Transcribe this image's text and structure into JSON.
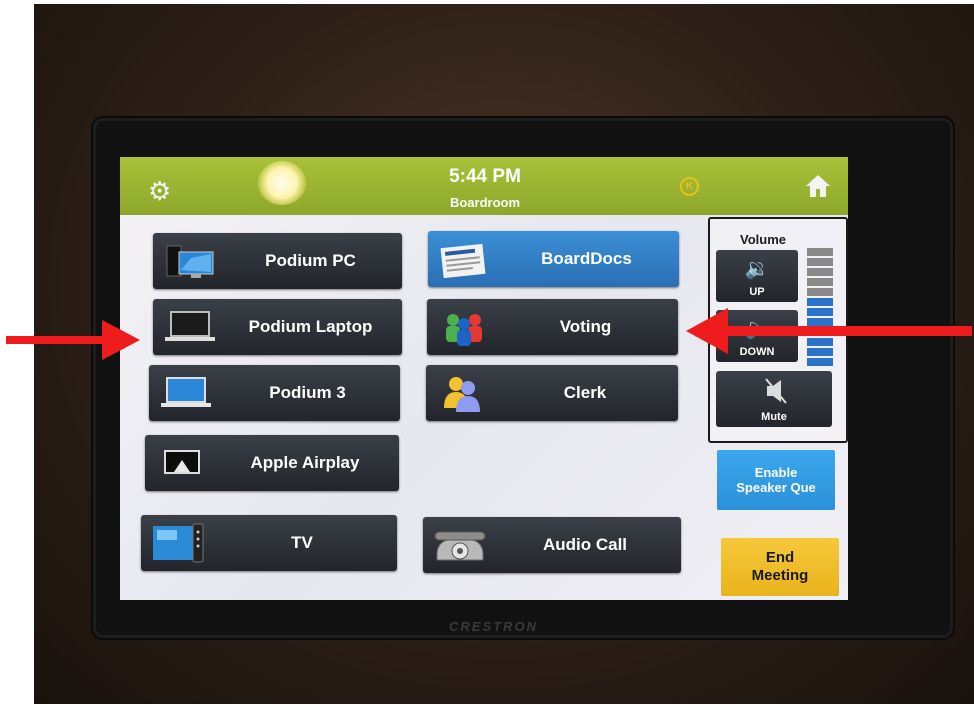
{
  "header": {
    "time": "5:44 PM",
    "room": "Boardroom"
  },
  "sources": [
    {
      "label": "Podium PC",
      "icon": "desktop-pc-icon"
    },
    {
      "label": "Podium Laptop",
      "icon": "laptop-icon"
    },
    {
      "label": "Podium 3",
      "icon": "laptop-icon"
    },
    {
      "label": "Apple Airplay",
      "icon": "airplay-icon"
    },
    {
      "label": "TV",
      "icon": "tv-remote-icon"
    }
  ],
  "apps": [
    {
      "label": "BoardDocs",
      "icon": "newspaper-icon",
      "selected": true
    },
    {
      "label": "Voting",
      "icon": "people-group-icon"
    },
    {
      "label": "Clerk",
      "icon": "users-icon"
    },
    {
      "label": "Audio Call",
      "icon": "telephone-icon"
    }
  ],
  "volume": {
    "title": "Volume",
    "up_label": "UP",
    "down_label": "DOWN",
    "mute_label": "Mute",
    "level_fraction": 0.58
  },
  "speaker_queue": {
    "line1": "Enable",
    "line2": "Speaker Que"
  },
  "end_meeting": {
    "line1": "End",
    "line2": "Meeting"
  },
  "brand": "CRESTRON",
  "colors": {
    "header_green": "#9bb532",
    "accent_blue": "#2f86d2",
    "end_meeting_yellow": "#f2c12e",
    "annotation_red": "#ee1c1c"
  }
}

■ ■ ■

### Directions:
Restate the data above word for word. Do not include the images.

### Final result:
Transcribe this image's text and structure into JSON.
{
  "header": {
    "time": "5:44 PM",
    "room": "Boardroom"
  },
  "sources": [
    {
      "label": "Podium PC",
      "icon": "desktop-pc-icon"
    },
    {
      "label": "Podium Laptop",
      "icon": "laptop-icon"
    },
    {
      "label": "Podium 3",
      "icon": "laptop-icon"
    },
    {
      "label": "Apple Airplay",
      "icon": "airplay-icon"
    },
    {
      "label": "TV",
      "icon": "tv-remote-icon"
    }
  ],
  "apps": [
    {
      "label": "BoardDocs",
      "icon": "newspaper-icon",
      "selected": true
    },
    {
      "label": "Voting",
      "icon": "people-group-icon"
    },
    {
      "label": "Clerk",
      "icon": "users-icon"
    },
    {
      "label": "Audio Call",
      "icon": "telephone-icon"
    }
  ],
  "volume": {
    "title": "Volume",
    "up_label": "UP",
    "down_label": "DOWN",
    "mute_label": "Mute",
    "level_fraction": 0.58
  },
  "speaker_queue": {
    "line1": "Enable",
    "line2": "Speaker Que"
  },
  "end_meeting": {
    "line1": "End",
    "line2": "Meeting"
  },
  "brand": "CRESTRON",
  "colors": {
    "header_green": "#9bb532",
    "accent_blue": "#2f86d2",
    "end_meeting_yellow": "#f2c12e",
    "annotation_red": "#ee1c1c"
  }
}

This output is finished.